## START PASSAGE PROVIDED

On 09/20/2013 12:48 PM, Noam Bernstein wrote:
> On Sep 20, 2013, at 11:52 AM, Gus Correa<gus_at_[hidden]> wrote:
>> Hi Noam
>> Could it be that Torque, or probably more likely NFS,
>> is too slow to create/make available the PBS_NODEFILE?
>> What if you insert a "sleep 2",
>> or whatever number of seconds you want,
>> before the mpiexec command line?
>> Or maybe better, a "ls -l $PBS_NODEFILE; cat $PBS_NODEFILE",
>> just to make sure the file it is available and
>> filled with the node list, before mpiexec takes over?
> I don't see how NFS could be involved, since it's on a local filesystem.
> As for adding a sleep, I already tried that - if the file doesn't exist, I sleep a few
> seconds and check again, and in every case if it's not there to begin with it's not
> there the second time either. And this all doesn't explain the very
> mysterious even more infrequent situation where I can cat the file, but
> mpirun can't find it.
I only read the full email exchange after I sent my message.
Now I read it is not over NFS but local.
Still a communication delay (which can be non-deterministic)
between pbs_server and the local pbs_mom on the node could be
behind the problem (say, if the server authorizes the
node to start the job first, then second it copies over the
node file over, which may take some time,
depending on the network traffic).

## END PASSAGE PROVIDED
## START DATA RECORDS

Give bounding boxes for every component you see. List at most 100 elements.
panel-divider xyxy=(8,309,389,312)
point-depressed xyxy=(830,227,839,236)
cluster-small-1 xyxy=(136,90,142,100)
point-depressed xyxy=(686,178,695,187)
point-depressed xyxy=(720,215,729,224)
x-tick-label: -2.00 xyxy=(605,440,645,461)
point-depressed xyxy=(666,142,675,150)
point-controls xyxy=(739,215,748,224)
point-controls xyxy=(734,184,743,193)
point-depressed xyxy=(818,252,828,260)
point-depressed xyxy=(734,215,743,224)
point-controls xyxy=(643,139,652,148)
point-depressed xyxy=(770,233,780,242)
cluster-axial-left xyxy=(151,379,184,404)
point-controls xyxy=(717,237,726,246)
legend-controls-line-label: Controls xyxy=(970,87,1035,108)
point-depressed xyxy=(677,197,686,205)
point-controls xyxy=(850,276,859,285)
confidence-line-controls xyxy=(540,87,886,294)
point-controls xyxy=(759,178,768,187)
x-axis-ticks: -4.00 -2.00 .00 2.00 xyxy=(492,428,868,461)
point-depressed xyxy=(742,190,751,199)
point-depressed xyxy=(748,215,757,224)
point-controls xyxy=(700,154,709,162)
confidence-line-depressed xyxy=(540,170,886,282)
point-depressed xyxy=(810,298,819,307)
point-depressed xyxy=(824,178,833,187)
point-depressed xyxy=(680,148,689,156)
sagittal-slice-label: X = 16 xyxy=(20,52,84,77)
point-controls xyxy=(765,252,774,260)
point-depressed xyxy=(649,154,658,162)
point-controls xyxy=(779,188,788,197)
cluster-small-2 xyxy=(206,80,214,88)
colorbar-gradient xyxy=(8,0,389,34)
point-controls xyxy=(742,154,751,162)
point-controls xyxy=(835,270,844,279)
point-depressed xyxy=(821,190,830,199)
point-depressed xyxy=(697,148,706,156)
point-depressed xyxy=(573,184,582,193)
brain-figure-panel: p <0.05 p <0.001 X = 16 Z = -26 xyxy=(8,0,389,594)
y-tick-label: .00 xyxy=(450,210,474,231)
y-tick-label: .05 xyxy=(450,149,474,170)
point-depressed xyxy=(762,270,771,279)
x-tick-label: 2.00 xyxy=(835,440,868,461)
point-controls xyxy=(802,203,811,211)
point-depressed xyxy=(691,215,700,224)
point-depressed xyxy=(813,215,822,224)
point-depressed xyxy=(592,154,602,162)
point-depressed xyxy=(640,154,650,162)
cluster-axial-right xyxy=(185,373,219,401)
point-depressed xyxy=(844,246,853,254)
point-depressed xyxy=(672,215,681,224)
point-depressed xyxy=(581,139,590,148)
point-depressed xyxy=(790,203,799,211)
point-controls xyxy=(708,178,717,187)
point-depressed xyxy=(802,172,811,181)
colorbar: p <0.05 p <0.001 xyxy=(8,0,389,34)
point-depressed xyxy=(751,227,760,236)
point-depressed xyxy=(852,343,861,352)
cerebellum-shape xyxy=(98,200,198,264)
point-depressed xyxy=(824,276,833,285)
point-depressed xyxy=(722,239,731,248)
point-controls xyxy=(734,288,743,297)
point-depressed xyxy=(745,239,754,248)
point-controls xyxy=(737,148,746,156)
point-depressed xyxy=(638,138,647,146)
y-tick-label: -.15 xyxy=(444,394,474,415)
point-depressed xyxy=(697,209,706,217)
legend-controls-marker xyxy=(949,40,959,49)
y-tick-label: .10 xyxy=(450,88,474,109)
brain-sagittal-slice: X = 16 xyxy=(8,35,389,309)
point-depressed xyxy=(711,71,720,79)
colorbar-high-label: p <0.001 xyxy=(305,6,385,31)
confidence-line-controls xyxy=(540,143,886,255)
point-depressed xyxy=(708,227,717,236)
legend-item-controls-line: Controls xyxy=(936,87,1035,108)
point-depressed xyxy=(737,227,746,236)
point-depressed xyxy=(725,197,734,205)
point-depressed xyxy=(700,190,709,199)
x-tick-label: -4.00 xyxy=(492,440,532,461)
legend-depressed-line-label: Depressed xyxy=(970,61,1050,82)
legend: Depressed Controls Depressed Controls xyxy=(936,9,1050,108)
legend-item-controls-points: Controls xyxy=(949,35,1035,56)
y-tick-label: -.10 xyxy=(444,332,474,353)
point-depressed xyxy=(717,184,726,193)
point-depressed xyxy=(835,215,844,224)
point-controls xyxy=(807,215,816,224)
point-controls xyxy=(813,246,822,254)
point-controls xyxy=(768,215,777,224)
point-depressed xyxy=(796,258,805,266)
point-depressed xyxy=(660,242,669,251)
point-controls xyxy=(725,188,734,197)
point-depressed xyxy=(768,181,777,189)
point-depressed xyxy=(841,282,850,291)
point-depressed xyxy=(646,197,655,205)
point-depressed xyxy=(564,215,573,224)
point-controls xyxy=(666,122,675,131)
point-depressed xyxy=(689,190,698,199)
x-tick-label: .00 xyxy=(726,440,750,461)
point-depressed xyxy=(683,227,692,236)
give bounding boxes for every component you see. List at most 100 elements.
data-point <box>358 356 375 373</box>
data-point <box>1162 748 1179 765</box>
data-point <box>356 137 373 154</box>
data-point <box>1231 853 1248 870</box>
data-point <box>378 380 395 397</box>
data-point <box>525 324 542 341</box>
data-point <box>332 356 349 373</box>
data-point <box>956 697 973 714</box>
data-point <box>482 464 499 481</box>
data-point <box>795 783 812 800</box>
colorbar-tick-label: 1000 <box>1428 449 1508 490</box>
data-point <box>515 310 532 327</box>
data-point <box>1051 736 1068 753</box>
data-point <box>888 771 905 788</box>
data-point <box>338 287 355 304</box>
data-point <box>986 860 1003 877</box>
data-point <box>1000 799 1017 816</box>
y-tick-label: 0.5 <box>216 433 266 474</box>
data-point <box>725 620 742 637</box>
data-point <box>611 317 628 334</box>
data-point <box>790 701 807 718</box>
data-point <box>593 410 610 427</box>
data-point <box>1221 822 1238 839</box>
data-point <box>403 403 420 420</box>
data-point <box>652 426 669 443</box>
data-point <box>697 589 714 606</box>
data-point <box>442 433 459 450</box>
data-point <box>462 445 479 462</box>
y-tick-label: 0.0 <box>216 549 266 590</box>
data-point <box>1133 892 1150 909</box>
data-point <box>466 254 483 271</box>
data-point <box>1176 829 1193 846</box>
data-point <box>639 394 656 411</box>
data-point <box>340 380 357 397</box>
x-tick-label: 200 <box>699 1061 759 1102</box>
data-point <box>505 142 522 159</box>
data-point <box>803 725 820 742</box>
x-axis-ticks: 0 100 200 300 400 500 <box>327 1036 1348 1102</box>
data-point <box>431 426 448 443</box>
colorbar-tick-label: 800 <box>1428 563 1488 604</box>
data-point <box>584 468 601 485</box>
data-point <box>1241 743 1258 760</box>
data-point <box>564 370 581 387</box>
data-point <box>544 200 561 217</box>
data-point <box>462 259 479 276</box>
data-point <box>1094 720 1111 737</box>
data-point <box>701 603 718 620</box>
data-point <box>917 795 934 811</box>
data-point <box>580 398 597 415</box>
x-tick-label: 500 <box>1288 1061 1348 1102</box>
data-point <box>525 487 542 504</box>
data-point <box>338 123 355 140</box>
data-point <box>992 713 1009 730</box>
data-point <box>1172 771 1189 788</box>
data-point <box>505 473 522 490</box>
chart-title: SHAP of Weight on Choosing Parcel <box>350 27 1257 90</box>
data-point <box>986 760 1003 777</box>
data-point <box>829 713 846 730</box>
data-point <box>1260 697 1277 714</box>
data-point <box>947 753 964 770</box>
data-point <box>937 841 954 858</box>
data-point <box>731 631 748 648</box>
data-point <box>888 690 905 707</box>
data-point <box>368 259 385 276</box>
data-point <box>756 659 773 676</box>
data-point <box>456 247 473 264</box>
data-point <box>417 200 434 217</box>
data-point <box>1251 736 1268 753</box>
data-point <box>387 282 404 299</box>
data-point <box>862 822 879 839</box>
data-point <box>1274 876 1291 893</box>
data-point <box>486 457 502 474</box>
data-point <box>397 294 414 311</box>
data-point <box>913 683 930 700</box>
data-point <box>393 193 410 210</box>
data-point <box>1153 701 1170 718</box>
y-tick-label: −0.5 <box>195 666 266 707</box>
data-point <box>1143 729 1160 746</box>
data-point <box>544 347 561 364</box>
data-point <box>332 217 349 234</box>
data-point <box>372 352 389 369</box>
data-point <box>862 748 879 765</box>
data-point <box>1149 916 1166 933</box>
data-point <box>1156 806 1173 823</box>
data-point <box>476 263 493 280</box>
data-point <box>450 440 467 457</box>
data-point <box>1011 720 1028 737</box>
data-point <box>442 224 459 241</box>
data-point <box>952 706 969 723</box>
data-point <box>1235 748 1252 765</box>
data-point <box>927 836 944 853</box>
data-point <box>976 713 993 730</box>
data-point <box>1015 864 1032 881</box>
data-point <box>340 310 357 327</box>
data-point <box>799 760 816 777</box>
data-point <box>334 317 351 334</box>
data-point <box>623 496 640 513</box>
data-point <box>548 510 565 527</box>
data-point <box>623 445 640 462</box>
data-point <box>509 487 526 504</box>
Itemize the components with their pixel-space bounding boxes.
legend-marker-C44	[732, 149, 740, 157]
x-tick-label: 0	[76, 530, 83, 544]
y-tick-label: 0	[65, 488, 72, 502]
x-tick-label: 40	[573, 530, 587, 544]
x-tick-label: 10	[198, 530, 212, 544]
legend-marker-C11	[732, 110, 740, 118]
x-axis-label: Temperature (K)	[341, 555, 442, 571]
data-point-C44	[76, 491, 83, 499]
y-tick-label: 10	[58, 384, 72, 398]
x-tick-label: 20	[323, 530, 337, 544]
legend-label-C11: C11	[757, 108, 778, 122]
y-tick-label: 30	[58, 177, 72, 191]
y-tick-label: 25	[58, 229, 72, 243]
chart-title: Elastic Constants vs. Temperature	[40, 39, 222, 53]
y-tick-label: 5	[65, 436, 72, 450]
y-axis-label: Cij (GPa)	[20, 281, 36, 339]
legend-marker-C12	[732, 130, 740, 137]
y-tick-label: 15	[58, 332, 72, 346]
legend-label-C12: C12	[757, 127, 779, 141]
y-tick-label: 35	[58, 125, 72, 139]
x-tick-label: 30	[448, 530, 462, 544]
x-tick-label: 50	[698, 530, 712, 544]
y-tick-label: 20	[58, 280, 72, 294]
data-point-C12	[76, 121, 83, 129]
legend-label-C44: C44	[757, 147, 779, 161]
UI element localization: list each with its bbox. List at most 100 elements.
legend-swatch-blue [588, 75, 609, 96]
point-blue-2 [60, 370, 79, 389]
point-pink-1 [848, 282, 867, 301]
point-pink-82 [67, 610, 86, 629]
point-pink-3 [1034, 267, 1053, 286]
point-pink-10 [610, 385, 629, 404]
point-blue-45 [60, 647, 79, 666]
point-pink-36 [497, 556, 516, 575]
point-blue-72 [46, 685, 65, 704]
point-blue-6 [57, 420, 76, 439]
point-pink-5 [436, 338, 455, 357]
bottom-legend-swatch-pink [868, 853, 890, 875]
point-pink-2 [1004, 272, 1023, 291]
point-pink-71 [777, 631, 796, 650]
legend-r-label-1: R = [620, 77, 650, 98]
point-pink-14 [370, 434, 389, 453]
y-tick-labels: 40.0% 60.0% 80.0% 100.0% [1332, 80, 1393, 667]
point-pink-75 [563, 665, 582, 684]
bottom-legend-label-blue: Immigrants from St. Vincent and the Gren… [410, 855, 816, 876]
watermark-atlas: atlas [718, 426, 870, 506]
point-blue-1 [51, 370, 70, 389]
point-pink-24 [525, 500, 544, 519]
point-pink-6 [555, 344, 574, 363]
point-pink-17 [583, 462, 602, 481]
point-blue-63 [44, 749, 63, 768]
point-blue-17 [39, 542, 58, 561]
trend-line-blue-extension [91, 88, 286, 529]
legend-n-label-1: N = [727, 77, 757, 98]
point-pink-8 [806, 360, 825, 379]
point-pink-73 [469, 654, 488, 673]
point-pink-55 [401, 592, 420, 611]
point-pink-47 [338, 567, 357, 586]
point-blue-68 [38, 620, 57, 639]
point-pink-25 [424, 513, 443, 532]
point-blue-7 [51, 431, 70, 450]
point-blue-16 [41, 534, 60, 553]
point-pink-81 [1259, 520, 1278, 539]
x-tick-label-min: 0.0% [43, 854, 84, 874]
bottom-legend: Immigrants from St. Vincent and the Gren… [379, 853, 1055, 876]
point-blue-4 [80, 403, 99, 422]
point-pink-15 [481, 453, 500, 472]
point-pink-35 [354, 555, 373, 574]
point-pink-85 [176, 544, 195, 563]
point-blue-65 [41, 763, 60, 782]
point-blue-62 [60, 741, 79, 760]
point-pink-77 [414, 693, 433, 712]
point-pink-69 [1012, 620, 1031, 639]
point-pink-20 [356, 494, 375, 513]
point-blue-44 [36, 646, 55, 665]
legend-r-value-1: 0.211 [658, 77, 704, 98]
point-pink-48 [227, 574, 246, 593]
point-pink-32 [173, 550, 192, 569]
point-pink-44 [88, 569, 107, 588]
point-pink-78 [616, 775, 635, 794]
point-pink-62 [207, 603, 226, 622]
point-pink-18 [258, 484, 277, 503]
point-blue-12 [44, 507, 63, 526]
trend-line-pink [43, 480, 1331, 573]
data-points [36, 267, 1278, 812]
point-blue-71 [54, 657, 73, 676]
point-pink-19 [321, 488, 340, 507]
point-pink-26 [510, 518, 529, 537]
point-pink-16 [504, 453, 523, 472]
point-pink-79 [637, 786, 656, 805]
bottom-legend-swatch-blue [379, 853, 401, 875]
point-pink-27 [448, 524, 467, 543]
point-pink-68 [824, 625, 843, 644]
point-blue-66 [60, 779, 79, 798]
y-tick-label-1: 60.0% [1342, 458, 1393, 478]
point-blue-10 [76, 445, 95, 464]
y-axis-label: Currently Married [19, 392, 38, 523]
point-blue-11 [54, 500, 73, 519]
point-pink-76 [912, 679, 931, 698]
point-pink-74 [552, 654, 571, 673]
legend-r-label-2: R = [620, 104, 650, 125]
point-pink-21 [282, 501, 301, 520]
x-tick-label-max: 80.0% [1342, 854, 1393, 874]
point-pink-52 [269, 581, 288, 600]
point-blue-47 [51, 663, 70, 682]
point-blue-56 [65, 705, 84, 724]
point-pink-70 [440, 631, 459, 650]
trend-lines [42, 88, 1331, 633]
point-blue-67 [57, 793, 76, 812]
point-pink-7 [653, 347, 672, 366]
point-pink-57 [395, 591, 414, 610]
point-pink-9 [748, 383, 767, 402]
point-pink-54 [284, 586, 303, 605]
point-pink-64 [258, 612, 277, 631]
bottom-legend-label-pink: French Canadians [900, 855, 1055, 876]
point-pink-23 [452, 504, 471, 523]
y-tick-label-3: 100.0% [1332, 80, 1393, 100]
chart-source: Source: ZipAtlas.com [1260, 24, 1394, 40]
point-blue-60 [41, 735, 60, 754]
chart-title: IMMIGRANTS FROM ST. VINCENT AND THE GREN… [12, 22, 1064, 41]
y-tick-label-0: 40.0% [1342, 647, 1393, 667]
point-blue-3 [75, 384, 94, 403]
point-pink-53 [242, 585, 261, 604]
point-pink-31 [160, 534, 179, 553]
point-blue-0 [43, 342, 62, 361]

## END DATA RECORDS

WHAT THE TASK ASKS.
Can you reproduce the part of the email thread above about the missing PBS node file, between "Still a communication" and "the network traffic).", inclusive, word for word?

TASK RESULT.
Still a communication delay (which can be non-deterministic)
between pbs_server and the local pbs_mom on the node could be
behind the problem (say, if the server authorizes the
node to start the job first, then second it copies over the
node file over, which may take some time,
depending on the network traffic).